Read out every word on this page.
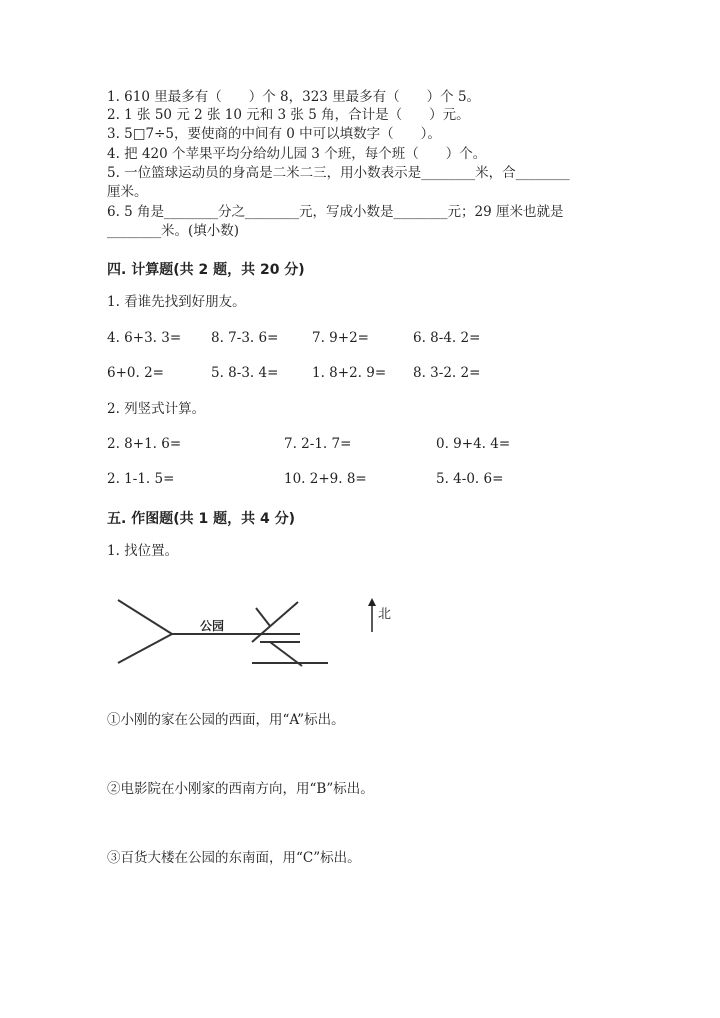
1. 610 里最多有（　　）个 8，323 里最多有（　　）个 5。
2. 1 张 50 元 2 张 10 元和 3 张 5 角，合计是（　　）元。
3. 5□7÷5，要使商的中间有 0 中可以填数字（　　）。
4. 把 420 个苹果平均分给幼儿园 3 个班，每个班（　　）个。
5. 一位篮球运动员的身高是二米二三，用小数表示是________米，合________
厘米。
6. 5 角是________分之________元，写成小数是________元；29 厘米也就是
________米。(填小数)
四. 计算题(共 2 题，共 20 分)
1. 看谁先找到好朋友。
4. 6+3. 3= 8. 7-3. 6= 7. 9+2=	6. 8-4. 2=
6+0. 2=	5. 8-3. 4= 1. 8+2. 9= 8. 3-2. 2=
2. 列竖式计算。
2. 8+1. 6=	7. 2-1. 7=	0. 9+4. 4=
2. 1-1. 5=	10. 2+9. 8=	5. 4-0. 6=
五. 作图题(共 1 题，共 4 分)
1. 找位置。
公园
北
①小刚的家在公园的西面，用“A”标出。
②电影院在小刚家的西南方向，用“B”标出。
③百货大楼在公园的东南面，用“C”标出。
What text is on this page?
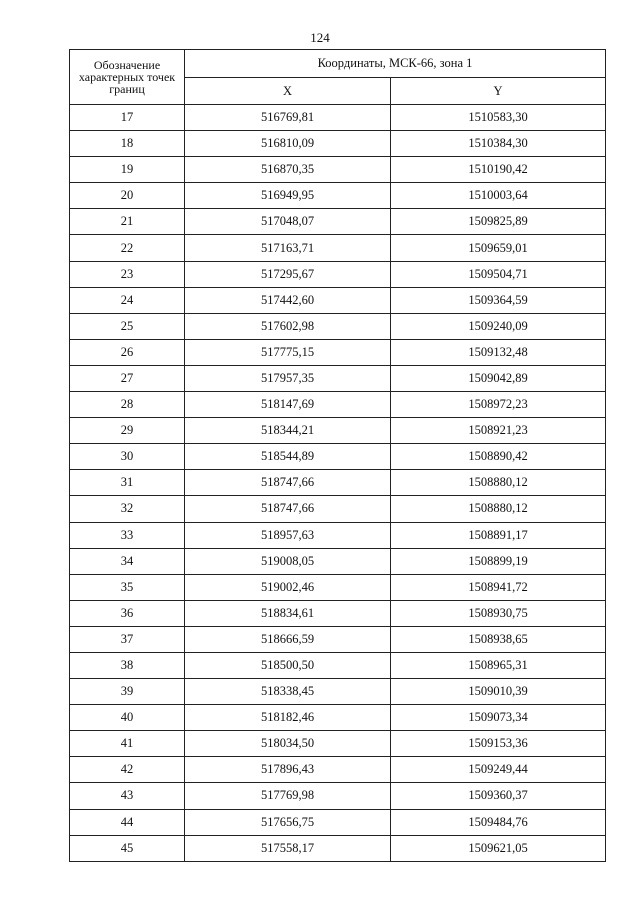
124
Обозначение характерных точек границ	Координаты, МСК-66, зона 1	
	X	Y
17	516769,81	1510583,30
18	516810,09	1510384,30
19	516870,35	1510190,42
20	516949,95	1510003,64
21	517048,07	1509825,89
22	517163,71	1509659,01
23	517295,67	1509504,71
24	517442,60	1509364,59
25	517602,98	1509240,09
26	517775,15	1509132,48
27	517957,35	1509042,89
28	518147,69	1508972,23
29	518344,21	1508921,23
30	518544,89	1508890,42
31	518747,66	1508880,12
32	518747,66	1508880,12
33	518957,63	1508891,17
34	519008,05	1508899,19
35	519002,46	1508941,72
36	518834,61	1508930,75
37	518666,59	1508938,65
38	518500,50	1508965,31
39	518338,45	1509010,39
40	518182,46	1509073,34
41	518034,50	1509153,36
42	517896,43	1509249,44
43	517769,98	1509360,37
44	517656,75	1509484,76
45	517558,17	1509621,05
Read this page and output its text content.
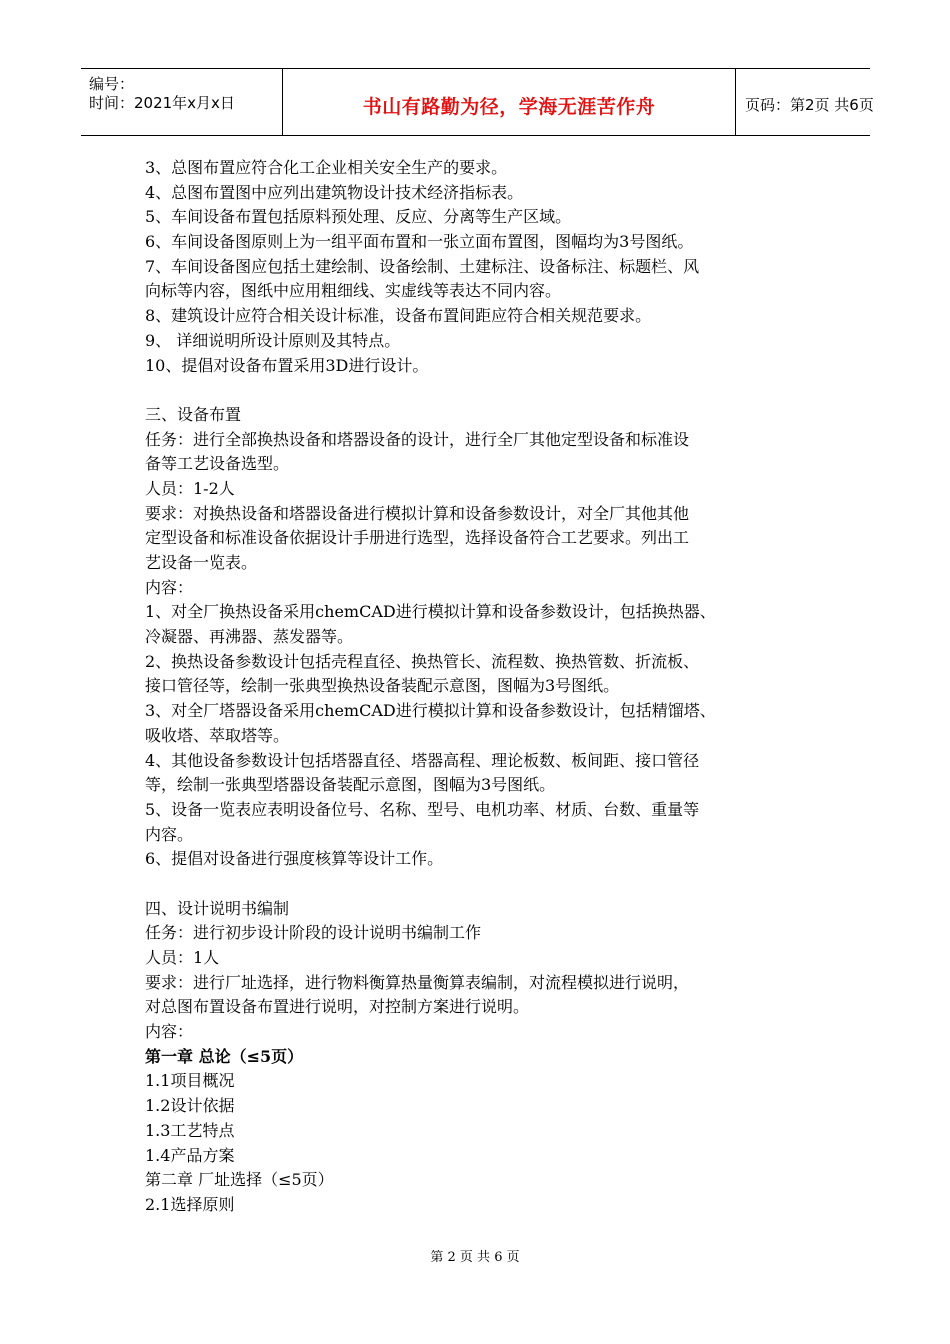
编号：
时间：2021年x月x日	书山有路勤为径，学海无涯苦作舟	页码：第2页 共6页
3、总图布置应符合化工企业相关安全生产的要求。
4、总图布置图中应列出建筑物设计技术经济指标表。
5、车间设备布置包括原料预处理、反应、分离等生产区域。
6、车间设备图原则上为一组平面布置和一张立面布置图，图幅均为3号图纸。
7、车间设备图应包括土建绘制、设备绘制、土建标注、设备标注、标题栏、风
向标等内容，图纸中应用粗细线、实虚线等表达不同内容。
8、建筑设计应符合相关设计标准，设备布置间距应符合相关规范要求。
9、 详细说明所设计原则及其特点。
10、提倡对设备布置采用3D进行设计。
三、设备布置
任务：进行全部换热设备和塔器设备的设计，进行全厂其他定型设备和标准设
备等工艺设备选型。
人员：1-2人
要求：对换热设备和塔器设备进行模拟计算和设备参数设计，对全厂其他其他
定型设备和标准设备依据设计手册进行选型，选择设备符合工艺要求。列出工
艺设备一览表。
内容：
1、对全厂换热设备采用chemCAD进行模拟计算和设备参数设计，包括换热器、
冷凝器、再沸器、蒸发器等。
2、换热设备参数设计包括壳程直径、换热管长、流程数、换热管数、折流板、
接口管径等，绘制一张典型换热设备装配示意图，图幅为3号图纸。
3、对全厂塔器设备采用chemCAD进行模拟计算和设备参数设计，包括精馏塔、
吸收塔、萃取塔等。
4、其他设备参数设计包括塔器直径、塔器高程、理论板数、板间距、接口管径
等，绘制一张典型塔器设备装配示意图，图幅为3号图纸。
5、设备一览表应表明设备位号、名称、型号、电机功率、材质、台数、重量等
内容。
6、提倡对设备进行强度核算等设计工作。
四、设计说明书编制
任务：进行初步设计阶段的设计说明书编制工作
人员：1人
要求：进行厂址选择，进行物料衡算热量衡算表编制，对流程模拟进行说明，
对总图布置设备布置进行说明，对控制方案进行说明。
内容：
第一章 总论（≤5页）
1.1项目概况
1.2设计依据
1.3工艺特点
1.4产品方案
第二章 厂址选择（≤5页）
2.1选择原则
第 2 页 共 6 页
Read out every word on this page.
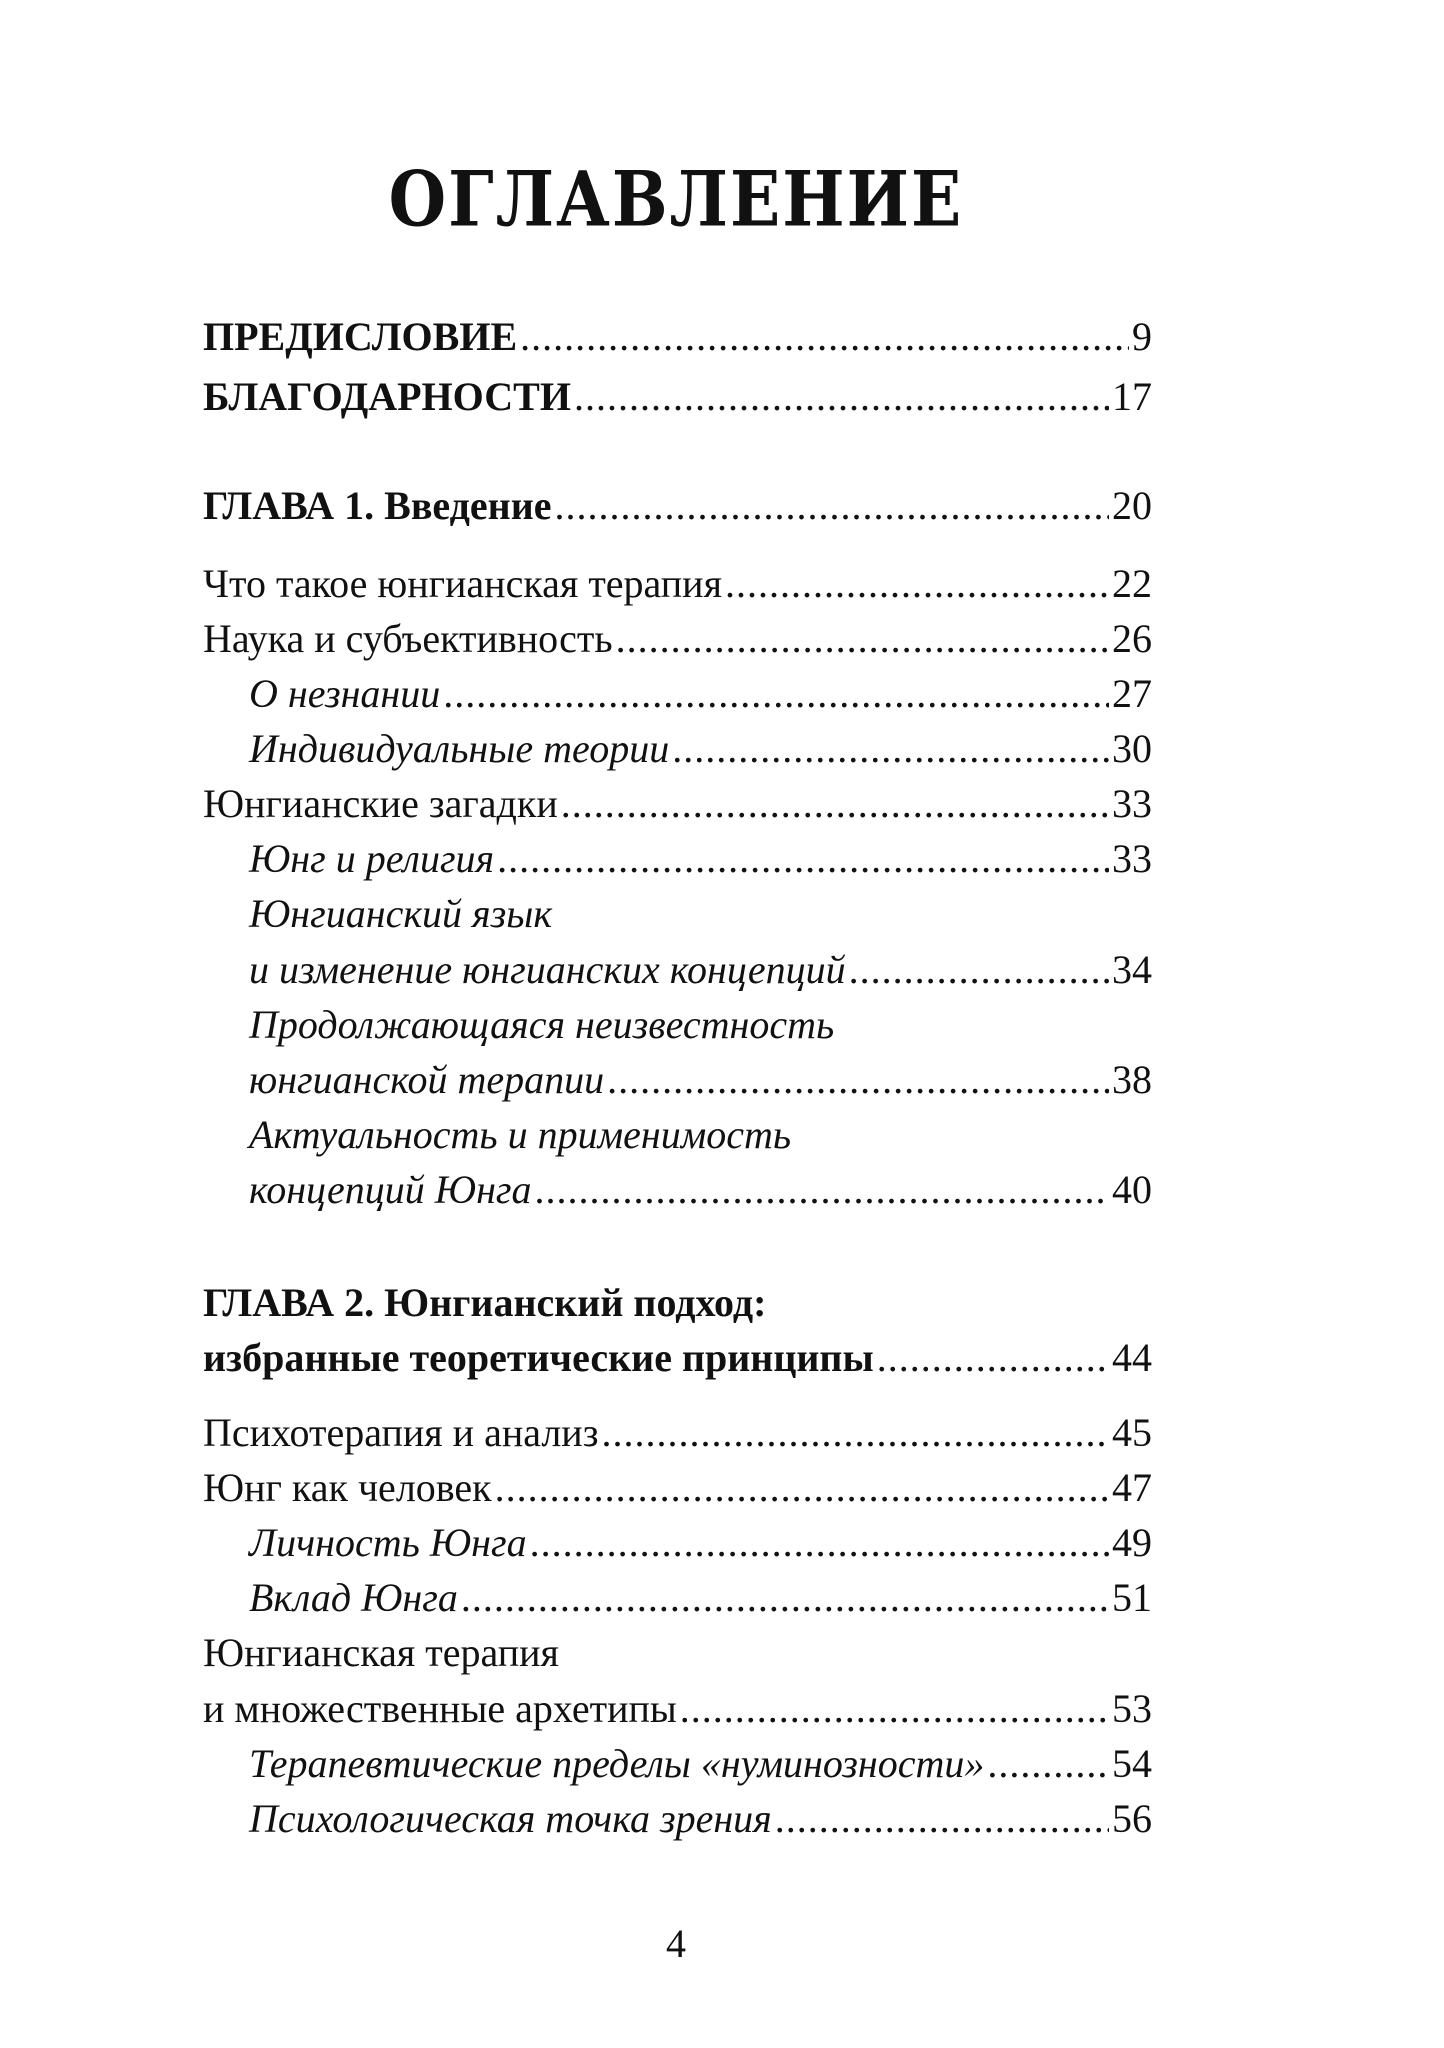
ОГЛАВЛЕНИЕ
ПРЕДИСЛОВИЕ .....	9
БЛАГОДАРНОСТИ .....	17
ГЛАВА 1. Введение .....	20
Что такое юнгианская терапия .....	22
Наука и субъективность .....	26
О незнании .....	27
Индивидуальные теории .....	30
Юнгианские загадки .....	33
Юнг и религия .....	33
Юнгианский язык
и изменение юнгианских концепций .....	34
Продолжающаяся неизвестность
юнгианской терапии .....	38
Актуальность и применимость
концепций Юнга .....	40
ГЛАВА 2. Юнгианский подход:
избранные теоретические принципы .....	44
Психотерапия и анализ .....	45
Юнг как человек .....	47
Личность Юнга .....	49
Вклад Юнга .....	51
Юнгианская терапия
и множественные архетипы .....	53
Терапевтические пределы «нуминозности» .....	54
Психологическая точка зрения .....	56
4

## Short problem:
Check each line of the records above for "концепций", and copy those that have it.

## Task result:
и изменение юнгианских концепций .....	34
концепций Юнга .....	40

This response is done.